_YOUR GOAL:_ Identify the lines that contain the string "this", then copy each of them.

_DATASET:_
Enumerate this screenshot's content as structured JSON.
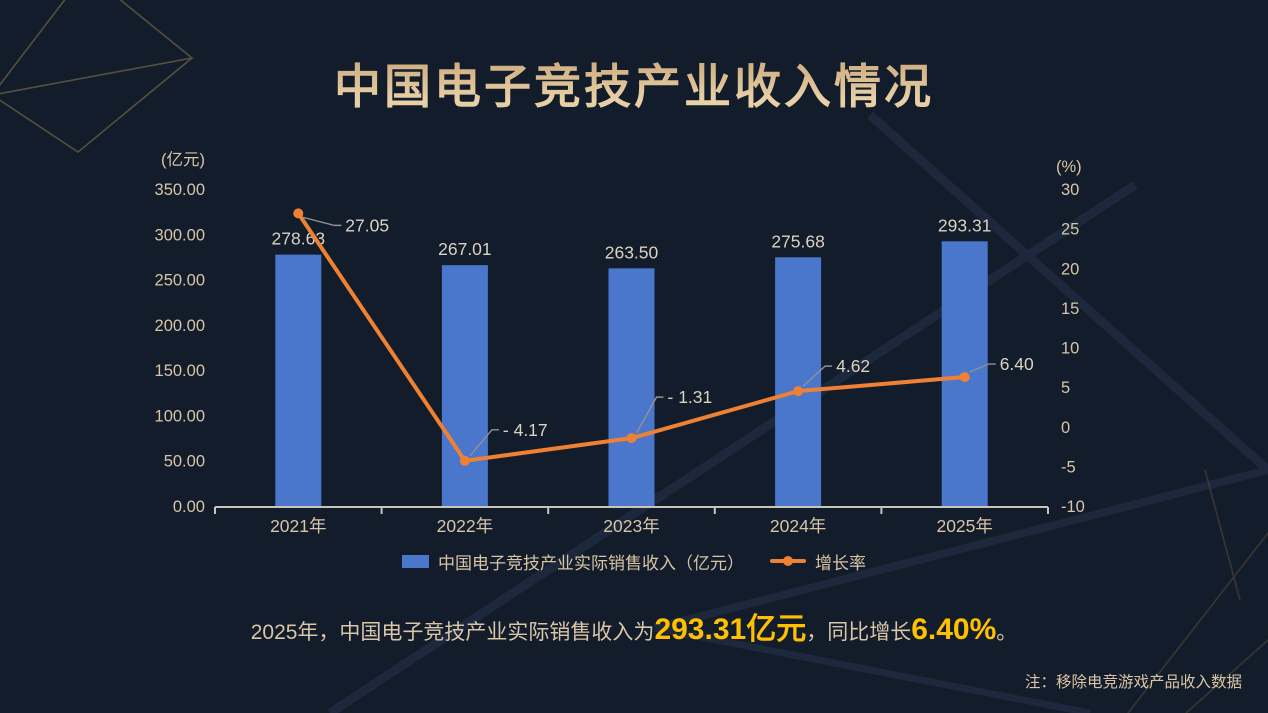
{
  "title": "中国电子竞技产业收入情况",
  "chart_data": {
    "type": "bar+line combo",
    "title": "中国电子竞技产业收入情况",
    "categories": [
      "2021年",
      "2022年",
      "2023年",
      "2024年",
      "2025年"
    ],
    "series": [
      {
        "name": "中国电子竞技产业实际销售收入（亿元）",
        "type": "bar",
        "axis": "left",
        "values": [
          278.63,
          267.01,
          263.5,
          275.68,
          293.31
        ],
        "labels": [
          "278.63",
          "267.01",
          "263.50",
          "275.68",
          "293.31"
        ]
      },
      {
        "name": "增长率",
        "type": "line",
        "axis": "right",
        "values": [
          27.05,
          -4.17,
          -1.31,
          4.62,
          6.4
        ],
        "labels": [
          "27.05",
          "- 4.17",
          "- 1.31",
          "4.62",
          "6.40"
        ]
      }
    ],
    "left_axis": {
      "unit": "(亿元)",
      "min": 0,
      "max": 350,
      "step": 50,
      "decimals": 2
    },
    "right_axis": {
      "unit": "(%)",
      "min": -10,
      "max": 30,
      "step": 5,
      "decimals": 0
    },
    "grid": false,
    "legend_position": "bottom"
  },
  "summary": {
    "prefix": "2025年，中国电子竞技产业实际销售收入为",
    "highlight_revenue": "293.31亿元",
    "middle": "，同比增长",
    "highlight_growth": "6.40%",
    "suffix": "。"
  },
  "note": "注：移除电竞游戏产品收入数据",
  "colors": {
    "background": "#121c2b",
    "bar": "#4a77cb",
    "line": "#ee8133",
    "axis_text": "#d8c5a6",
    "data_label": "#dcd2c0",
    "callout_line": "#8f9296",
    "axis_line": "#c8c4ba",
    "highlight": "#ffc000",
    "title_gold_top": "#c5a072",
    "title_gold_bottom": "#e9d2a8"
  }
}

---

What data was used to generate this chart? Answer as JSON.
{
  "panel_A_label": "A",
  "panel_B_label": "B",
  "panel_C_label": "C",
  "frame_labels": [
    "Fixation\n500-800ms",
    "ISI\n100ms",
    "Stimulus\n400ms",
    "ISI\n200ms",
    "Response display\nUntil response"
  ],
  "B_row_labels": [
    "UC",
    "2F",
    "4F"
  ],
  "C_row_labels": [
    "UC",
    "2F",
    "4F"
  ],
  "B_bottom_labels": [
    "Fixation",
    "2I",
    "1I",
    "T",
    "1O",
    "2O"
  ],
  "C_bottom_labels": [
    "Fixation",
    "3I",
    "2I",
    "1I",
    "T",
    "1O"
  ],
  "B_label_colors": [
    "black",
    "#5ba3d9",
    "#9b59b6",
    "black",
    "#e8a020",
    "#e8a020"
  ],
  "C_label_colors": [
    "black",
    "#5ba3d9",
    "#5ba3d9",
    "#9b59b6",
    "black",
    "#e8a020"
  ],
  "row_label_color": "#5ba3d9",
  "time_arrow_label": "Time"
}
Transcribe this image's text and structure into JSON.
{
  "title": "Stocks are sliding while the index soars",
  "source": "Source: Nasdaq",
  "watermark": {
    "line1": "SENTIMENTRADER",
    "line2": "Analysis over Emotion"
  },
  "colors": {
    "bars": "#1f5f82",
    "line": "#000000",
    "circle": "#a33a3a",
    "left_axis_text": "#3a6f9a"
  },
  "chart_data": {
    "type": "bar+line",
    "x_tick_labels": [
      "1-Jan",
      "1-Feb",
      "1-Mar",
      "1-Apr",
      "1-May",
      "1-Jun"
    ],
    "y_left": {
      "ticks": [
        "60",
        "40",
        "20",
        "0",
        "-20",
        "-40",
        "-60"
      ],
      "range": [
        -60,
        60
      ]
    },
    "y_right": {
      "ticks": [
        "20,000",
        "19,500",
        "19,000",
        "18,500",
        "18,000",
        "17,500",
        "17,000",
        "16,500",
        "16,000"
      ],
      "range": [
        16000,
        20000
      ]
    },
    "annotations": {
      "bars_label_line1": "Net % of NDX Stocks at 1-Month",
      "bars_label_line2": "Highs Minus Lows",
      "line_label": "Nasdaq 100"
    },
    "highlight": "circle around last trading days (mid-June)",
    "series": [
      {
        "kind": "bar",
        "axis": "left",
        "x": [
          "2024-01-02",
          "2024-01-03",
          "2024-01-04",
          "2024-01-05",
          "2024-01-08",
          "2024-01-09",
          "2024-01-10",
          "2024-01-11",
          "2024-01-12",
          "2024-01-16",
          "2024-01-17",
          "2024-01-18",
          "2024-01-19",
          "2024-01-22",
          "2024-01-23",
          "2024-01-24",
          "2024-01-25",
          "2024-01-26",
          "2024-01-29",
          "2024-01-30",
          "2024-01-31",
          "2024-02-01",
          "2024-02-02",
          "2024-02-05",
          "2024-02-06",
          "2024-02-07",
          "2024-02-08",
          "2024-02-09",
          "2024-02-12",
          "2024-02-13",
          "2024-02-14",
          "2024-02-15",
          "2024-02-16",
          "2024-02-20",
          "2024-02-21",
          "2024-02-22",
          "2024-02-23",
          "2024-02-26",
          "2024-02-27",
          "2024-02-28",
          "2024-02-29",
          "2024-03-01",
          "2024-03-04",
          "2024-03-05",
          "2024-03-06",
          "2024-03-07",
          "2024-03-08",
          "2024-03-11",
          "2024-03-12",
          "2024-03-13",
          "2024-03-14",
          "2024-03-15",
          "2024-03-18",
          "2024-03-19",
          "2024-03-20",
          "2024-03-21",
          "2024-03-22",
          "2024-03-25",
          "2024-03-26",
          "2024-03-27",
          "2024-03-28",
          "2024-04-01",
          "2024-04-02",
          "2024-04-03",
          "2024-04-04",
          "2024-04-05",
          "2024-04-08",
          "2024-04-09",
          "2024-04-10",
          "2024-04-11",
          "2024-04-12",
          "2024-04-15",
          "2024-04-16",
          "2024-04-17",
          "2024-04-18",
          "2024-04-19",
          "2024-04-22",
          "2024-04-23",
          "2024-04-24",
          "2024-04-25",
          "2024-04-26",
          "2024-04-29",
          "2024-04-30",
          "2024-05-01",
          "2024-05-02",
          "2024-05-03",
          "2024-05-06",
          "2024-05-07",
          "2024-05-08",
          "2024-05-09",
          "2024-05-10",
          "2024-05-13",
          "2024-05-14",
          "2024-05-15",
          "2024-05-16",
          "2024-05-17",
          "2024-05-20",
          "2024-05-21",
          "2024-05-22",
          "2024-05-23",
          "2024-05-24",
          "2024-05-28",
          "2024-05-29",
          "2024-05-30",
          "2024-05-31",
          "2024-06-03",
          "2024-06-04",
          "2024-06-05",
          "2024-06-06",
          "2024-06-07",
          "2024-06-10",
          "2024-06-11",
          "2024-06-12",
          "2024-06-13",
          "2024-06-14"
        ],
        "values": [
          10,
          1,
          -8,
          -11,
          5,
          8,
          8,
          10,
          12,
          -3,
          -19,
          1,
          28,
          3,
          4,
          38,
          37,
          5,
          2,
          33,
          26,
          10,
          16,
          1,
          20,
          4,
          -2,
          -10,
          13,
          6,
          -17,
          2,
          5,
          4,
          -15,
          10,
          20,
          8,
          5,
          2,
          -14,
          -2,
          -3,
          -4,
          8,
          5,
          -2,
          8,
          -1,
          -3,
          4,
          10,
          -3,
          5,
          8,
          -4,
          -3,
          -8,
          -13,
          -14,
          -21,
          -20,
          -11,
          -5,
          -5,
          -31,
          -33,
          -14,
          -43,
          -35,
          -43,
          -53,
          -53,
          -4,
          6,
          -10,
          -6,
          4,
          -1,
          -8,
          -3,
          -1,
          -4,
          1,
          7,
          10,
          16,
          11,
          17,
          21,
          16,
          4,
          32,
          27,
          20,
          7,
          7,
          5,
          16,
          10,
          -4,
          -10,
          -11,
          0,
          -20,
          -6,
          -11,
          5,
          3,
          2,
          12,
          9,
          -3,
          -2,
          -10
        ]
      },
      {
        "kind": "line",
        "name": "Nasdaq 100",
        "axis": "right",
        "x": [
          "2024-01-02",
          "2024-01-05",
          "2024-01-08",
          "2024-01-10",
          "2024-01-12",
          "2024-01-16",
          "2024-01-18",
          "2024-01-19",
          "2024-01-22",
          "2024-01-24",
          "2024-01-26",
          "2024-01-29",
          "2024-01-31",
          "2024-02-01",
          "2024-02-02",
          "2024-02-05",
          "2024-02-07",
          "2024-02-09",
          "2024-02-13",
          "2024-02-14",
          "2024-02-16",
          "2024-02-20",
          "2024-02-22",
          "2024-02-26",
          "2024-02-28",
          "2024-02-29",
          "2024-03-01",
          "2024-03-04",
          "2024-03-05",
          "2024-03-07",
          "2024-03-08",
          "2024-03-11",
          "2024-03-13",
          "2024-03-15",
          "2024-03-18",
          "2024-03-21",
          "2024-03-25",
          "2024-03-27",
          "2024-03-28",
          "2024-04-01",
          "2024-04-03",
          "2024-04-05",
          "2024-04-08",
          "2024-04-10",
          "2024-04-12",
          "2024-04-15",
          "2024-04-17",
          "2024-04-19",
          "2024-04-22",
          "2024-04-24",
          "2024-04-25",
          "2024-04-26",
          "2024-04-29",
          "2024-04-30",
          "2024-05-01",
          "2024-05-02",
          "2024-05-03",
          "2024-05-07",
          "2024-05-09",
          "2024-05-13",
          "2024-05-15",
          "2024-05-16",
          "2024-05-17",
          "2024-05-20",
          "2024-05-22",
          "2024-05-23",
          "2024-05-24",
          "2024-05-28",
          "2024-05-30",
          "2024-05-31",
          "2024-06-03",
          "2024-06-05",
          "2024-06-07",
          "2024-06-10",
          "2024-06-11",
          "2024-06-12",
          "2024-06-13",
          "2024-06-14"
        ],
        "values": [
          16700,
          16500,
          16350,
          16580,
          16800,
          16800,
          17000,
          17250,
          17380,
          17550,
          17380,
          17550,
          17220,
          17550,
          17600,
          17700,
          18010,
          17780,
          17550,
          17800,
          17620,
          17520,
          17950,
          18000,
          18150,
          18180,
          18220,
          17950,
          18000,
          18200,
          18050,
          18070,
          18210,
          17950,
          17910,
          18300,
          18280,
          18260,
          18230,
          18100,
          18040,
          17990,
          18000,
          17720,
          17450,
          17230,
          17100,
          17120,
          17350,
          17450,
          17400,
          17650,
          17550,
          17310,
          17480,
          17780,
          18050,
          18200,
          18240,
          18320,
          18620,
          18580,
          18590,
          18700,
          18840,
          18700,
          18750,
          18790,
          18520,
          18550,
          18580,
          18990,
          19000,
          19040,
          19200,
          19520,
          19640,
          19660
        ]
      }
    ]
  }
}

_ANSWER BELOW:_
Enumerate this screenshot's content as structured JSON.
What data was used to generate this chart? Answer as JSON.
Transcribe this image's text and structure into JSON.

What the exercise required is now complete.